Recorded information -
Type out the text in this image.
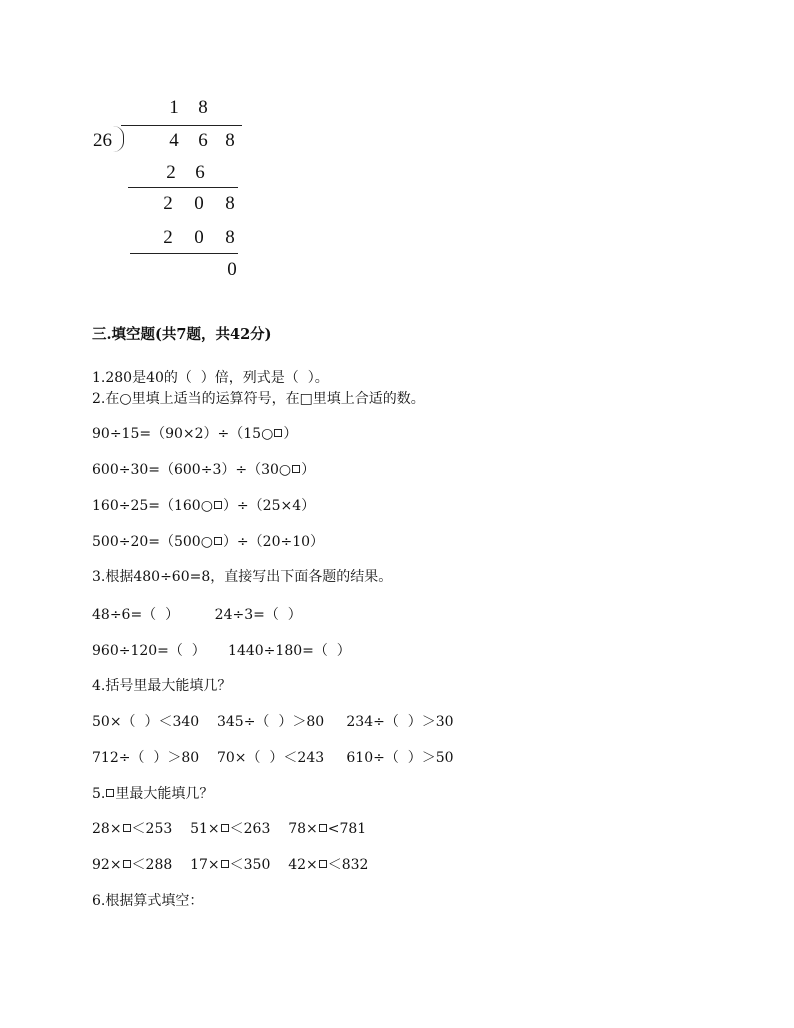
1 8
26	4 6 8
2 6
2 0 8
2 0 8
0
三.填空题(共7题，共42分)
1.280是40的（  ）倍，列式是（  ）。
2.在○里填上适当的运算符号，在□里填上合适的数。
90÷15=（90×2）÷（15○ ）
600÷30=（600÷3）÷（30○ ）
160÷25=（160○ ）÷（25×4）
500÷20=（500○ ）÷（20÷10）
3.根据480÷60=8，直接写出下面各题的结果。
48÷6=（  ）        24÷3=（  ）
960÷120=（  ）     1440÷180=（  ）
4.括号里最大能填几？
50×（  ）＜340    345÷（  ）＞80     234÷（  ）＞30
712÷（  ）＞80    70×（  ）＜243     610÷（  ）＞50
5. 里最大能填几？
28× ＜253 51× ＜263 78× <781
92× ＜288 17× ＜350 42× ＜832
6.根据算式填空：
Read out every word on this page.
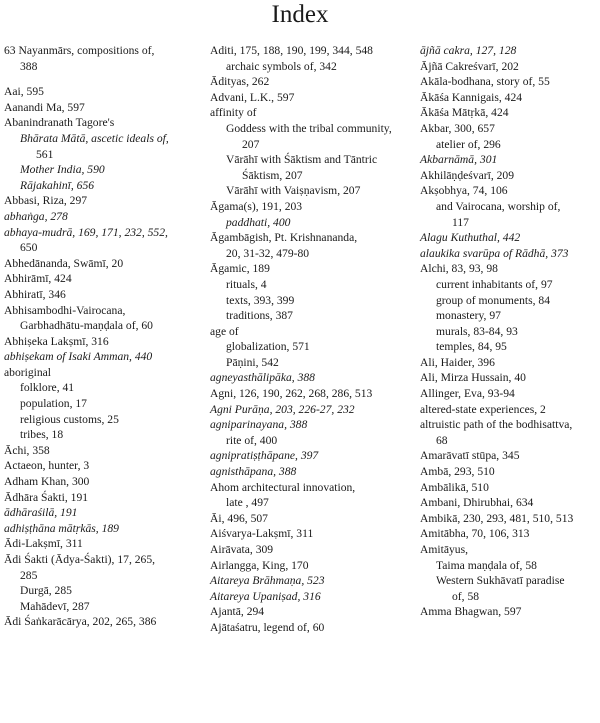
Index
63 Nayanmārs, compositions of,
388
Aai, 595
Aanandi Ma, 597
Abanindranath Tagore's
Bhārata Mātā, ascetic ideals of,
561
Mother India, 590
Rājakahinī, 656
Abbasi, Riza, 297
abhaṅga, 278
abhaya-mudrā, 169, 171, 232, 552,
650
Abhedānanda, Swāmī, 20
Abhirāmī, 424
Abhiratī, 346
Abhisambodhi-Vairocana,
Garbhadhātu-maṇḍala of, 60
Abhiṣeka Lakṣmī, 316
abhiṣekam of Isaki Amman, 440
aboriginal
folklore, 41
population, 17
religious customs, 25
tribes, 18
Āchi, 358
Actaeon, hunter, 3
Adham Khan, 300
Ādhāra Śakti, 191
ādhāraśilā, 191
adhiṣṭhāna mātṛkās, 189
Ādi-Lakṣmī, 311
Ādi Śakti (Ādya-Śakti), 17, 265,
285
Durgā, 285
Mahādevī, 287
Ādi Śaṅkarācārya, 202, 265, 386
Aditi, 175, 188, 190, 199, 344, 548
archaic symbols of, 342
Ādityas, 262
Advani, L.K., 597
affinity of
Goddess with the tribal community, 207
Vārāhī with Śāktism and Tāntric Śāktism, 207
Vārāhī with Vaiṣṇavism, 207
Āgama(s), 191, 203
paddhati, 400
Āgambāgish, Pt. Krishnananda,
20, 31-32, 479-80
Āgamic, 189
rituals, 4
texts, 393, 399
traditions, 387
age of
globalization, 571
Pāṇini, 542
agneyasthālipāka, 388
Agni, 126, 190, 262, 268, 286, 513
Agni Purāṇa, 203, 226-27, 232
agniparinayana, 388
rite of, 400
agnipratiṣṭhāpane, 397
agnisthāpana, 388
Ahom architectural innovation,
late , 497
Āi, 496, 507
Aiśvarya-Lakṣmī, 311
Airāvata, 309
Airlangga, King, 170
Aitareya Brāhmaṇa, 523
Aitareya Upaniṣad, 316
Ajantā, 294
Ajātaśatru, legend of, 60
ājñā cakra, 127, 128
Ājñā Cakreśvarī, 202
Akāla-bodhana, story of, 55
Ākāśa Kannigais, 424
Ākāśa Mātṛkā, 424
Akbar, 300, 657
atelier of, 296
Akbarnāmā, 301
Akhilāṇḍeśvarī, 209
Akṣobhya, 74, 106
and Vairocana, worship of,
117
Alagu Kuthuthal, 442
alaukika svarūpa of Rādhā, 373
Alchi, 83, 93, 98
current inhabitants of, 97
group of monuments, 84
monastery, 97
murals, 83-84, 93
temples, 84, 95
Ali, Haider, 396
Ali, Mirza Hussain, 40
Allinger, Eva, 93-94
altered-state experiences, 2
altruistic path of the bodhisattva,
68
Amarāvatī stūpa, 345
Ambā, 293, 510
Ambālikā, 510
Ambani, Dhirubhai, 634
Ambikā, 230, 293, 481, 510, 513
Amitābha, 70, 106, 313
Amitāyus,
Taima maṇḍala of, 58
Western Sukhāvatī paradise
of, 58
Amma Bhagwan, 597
==
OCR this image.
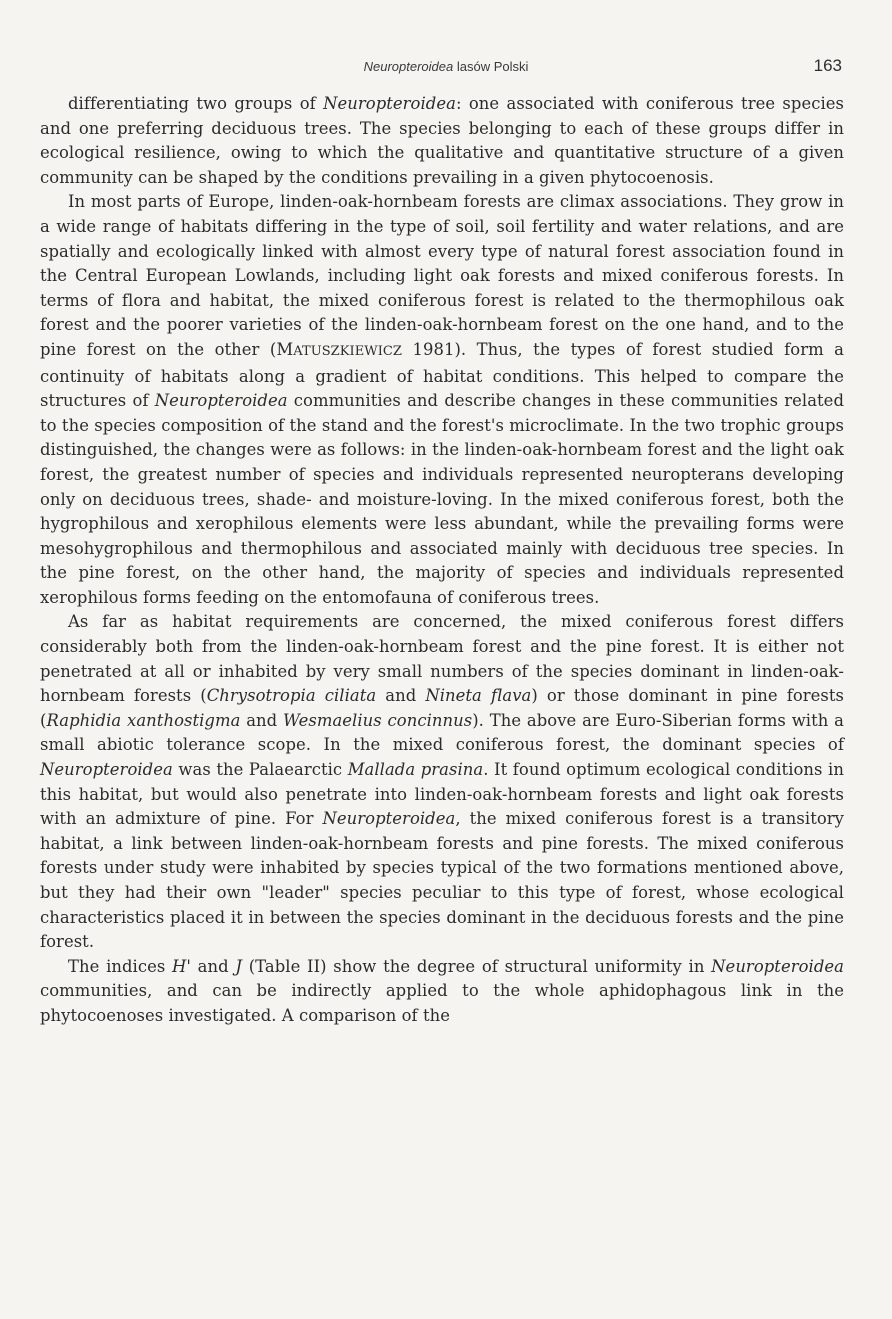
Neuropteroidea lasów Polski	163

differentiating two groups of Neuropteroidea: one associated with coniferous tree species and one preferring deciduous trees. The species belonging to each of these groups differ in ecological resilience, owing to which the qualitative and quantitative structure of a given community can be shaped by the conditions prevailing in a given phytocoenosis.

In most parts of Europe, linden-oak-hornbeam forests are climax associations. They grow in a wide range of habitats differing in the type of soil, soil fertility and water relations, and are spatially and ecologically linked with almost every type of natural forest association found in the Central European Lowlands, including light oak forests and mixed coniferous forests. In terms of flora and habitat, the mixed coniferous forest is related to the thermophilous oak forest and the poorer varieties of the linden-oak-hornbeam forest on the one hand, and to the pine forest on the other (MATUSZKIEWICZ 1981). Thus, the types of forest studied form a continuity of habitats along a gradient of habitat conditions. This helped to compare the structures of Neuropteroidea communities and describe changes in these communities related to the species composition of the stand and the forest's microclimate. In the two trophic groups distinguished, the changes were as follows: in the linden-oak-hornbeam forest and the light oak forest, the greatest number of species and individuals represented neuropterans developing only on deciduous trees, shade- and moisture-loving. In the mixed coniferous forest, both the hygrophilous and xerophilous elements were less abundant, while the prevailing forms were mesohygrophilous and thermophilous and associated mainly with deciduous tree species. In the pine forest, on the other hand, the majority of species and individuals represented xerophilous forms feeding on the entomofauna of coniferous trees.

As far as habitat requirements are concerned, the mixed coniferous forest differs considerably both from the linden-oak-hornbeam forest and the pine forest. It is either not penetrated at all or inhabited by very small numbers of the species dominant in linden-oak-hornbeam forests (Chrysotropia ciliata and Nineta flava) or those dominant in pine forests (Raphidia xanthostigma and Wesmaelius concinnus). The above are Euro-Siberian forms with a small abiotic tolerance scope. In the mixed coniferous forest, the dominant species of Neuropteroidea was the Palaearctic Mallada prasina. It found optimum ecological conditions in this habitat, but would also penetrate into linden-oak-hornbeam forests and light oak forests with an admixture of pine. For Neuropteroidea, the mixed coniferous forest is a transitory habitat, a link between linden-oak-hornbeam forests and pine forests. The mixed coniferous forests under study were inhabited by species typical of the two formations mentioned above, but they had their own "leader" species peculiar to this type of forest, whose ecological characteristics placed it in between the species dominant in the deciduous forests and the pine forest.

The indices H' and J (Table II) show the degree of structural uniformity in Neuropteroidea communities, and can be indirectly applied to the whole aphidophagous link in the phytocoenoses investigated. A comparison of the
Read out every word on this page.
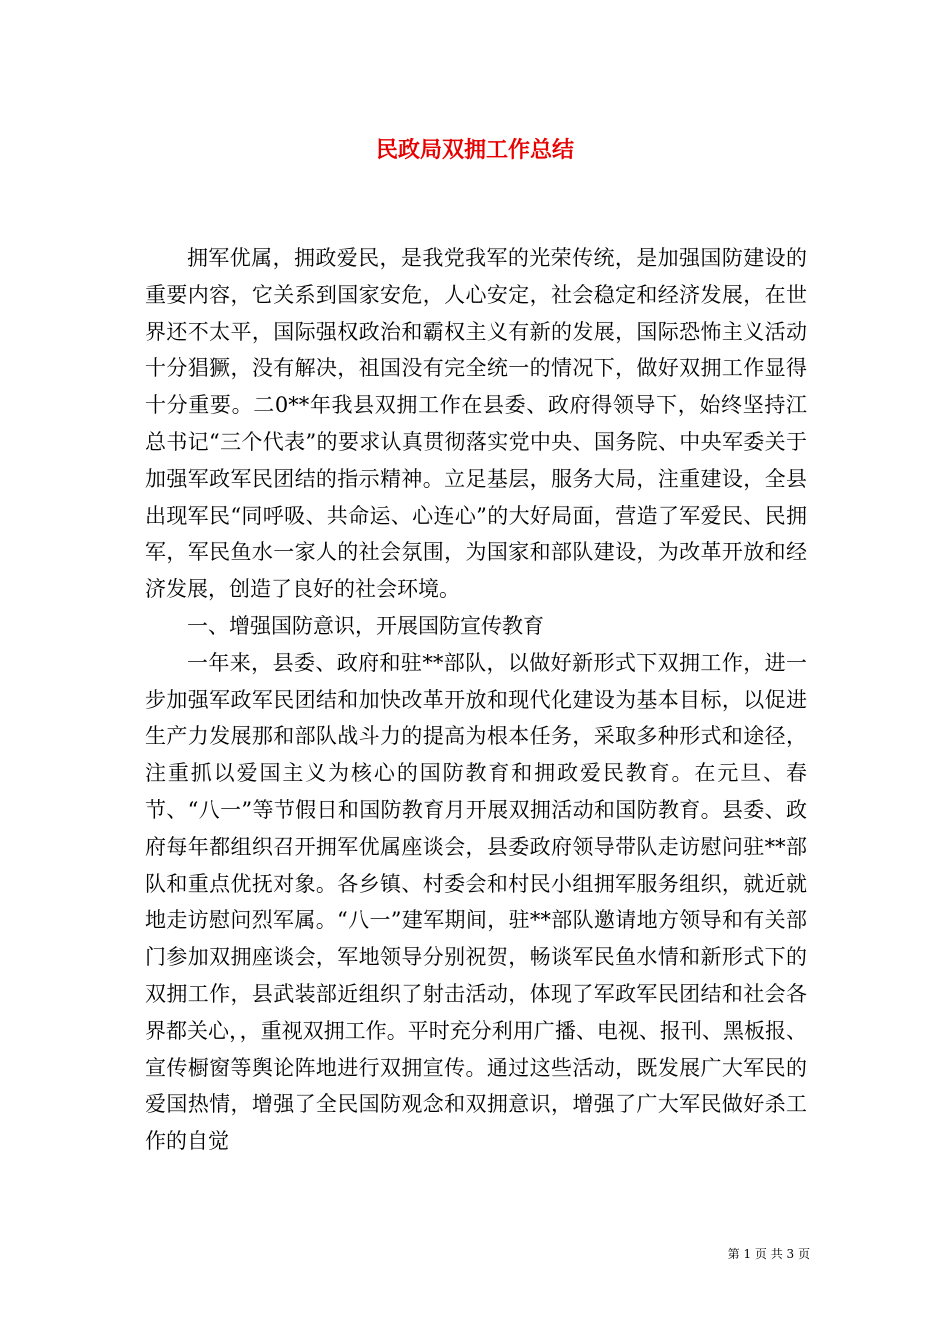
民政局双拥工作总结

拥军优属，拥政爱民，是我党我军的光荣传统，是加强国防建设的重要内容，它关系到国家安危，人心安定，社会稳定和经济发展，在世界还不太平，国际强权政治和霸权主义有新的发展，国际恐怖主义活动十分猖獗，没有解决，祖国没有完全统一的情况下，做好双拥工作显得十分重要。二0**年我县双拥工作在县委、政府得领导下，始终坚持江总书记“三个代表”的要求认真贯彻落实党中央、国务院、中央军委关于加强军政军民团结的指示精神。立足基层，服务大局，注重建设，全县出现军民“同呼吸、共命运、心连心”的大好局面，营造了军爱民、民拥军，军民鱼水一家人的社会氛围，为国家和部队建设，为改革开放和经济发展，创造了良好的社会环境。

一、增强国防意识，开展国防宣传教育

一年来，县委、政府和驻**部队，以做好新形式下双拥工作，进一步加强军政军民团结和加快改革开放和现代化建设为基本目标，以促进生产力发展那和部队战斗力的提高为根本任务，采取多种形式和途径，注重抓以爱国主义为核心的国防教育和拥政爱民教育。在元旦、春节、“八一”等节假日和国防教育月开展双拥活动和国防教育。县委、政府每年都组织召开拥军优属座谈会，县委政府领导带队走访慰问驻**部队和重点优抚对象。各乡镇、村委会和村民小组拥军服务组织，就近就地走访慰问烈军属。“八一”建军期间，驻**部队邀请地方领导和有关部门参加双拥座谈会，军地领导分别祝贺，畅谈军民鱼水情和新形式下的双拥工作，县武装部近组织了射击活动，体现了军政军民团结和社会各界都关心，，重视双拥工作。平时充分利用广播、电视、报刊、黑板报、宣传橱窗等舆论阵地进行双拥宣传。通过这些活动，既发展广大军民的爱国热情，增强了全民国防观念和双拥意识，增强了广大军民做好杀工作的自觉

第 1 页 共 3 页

Required work - Show every line where the string "Vārāhī" appears.

Answer for this exercise -
Vārāhī with Śāktism and Tāntric Śāktism, 207
Vārāhī with Vaiṣṇavism, 207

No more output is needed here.